Aim of the exercise: Print each of the entries exactly, leaving nothing out.

-- begin --

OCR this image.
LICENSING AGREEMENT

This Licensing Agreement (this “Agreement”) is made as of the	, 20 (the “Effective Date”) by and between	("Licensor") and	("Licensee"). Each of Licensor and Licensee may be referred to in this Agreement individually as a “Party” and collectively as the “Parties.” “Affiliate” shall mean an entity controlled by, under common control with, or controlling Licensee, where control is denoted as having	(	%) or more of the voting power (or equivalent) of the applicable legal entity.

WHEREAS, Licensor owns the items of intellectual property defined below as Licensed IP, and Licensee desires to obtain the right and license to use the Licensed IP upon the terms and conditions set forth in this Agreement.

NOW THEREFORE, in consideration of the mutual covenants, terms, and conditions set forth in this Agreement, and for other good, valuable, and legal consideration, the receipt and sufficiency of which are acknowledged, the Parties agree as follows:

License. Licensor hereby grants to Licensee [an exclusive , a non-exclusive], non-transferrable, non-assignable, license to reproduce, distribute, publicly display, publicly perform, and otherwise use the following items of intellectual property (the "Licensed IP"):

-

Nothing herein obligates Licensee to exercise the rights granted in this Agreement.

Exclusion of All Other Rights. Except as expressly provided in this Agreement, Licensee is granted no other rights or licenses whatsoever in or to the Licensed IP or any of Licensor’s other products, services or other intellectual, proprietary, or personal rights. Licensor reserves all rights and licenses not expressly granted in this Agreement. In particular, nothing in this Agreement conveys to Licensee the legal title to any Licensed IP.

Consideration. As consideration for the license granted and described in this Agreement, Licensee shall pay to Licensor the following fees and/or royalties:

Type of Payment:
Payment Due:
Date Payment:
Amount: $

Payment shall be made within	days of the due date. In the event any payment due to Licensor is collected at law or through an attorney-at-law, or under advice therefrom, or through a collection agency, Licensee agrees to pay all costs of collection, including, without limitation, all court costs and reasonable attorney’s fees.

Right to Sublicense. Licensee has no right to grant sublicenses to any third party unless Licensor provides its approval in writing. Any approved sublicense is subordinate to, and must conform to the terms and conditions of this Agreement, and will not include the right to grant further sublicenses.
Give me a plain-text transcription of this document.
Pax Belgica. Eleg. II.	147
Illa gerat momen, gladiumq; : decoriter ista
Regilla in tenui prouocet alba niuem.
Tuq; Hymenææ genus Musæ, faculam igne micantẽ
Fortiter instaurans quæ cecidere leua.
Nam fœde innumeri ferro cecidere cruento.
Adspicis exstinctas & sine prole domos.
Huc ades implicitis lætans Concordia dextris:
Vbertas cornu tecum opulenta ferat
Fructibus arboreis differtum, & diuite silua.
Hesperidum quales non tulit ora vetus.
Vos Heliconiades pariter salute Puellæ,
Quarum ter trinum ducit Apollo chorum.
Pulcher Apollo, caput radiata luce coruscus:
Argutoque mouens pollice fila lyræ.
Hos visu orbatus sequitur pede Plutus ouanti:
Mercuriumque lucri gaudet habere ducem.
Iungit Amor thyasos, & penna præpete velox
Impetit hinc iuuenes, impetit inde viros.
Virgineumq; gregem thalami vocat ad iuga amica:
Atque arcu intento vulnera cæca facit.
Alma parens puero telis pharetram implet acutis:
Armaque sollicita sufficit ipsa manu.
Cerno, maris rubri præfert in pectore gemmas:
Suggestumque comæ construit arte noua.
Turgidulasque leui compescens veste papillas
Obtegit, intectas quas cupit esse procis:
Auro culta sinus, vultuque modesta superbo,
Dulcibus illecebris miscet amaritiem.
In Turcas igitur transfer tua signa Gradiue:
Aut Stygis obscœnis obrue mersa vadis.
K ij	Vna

-- end --

The reply:
OCR this image.
LICENSING AGREEMENT

This Licensing Agreement (this “Agreement”) is made as of the	, 20 (the “Effective Date”) by and between	("Licensor") and	("Licensee"). Each of Licensor and Licensee may be referred to in this Agreement individually as a “Party” and collectively as the “Parties.” “Affiliate” shall mean an entity controlled by, under common control with, or controlling Licensee, where control is denoted as having	(	%) or more of the voting power (or equivalent) of the applicable legal entity.

WHEREAS, Licensor owns the items of intellectual property defined below as Licensed IP, and Licensee desires to obtain the right and license to use the Licensed IP upon the terms and conditions set forth in this Agreement.

NOW THEREFORE, in consideration of the mutual covenants, terms, and conditions set forth in this Agreement, and for other good, valuable, and legal consideration, the receipt and sufficiency of which are acknowledged, the Parties agree as follows:

License. Licensor hereby grants to Licensee [an exclusive , a non-exclusive], non-transferrable, non-assignable, license to reproduce, distribute, publicly display, publicly perform, and otherwise use the following items of intellectual property (the "Licensed IP"):

-

Nothing herein obligates Licensee to exercise the rights granted in this Agreement.

Exclusion of All Other Rights. Except as expressly provided in this Agreement, Licensee is granted no other rights or licenses whatsoever in or to the Licensed IP or any of Licensor’s other products, services or other intellectual, proprietary, or personal rights. Licensor reserves all rights and licenses not expressly granted in this Agreement. In particular, nothing in this Agreement conveys to Licensee the legal title to any Licensed IP.

Consideration. As consideration for the license granted and described in this Agreement, Licensee shall pay to Licensor the following fees and/or royalties:

Type of Payment:
Payment Due:
Date Payment:
Amount: $

Payment shall be made within	days of the due date. In the event any payment due to Licensor is collected at law or through an attorney-at-law, or under advice therefrom, or through a collection agency, Licensee agrees to pay all costs of collection, including, without limitation, all court costs and reasonable attorney’s fees.

Right to Sublicense. Licensee has no right to grant sublicenses to any third party unless Licensor provides its approval in writing. Any approved sublicense is subordinate to, and must conform to the terms and conditions of this Agreement, and will not include the right to grant further sublicenses.
Give me a plain-text transcription of this document.
Pax Belgica. Eleg. II.	147
Illa gerat momen, gladiumq; : decoriter ista
Regilla in tenui prouocet alba niuem.
Tuq; Hymenææ genus Musæ, faculam igne micantẽ
Fortiter instaurans quæ cecidere leua.
Nam fœde innumeri ferro cecidere cruento.
Adspicis exstinctas & sine prole domos.
Huc ades implicitis lætans Concordia dextris:
Vbertas cornu tecum opulenta ferat
Fructibus arboreis differtum, & diuite silua.
Hesperidum quales non tulit ora vetus.
Vos Heliconiades pariter salute Puellæ,
Quarum ter trinum ducit Apollo chorum.
Pulcher Apollo, caput radiata luce coruscus:
Argutoque mouens pollice fila lyræ.
Hos visu orbatus sequitur pede Plutus ouanti:
Mercuriumque lucri gaudet habere ducem.
Iungit Amor thyasos, & penna præpete velox
Impetit hinc iuuenes, impetit inde viros.
Virgineumq; gregem thalami vocat ad iuga amica:
Atque arcu intento vulnera cæca facit.
Alma parens puero telis pharetram implet acutis:
Armaque sollicita sufficit ipsa manu.
Cerno, maris rubri præfert in pectore gemmas:
Suggestumque comæ construit arte noua.
Turgidulasque leui compescens veste papillas
Obtegit, intectas quas cupit esse procis:
Auro culta sinus, vultuque modesta superbo,
Dulcibus illecebris miscet amaritiem.
In Turcas igitur transfer tua signa Gradiue:
Aut Stygis obscœnis obrue mersa vadis.
K ij	Vna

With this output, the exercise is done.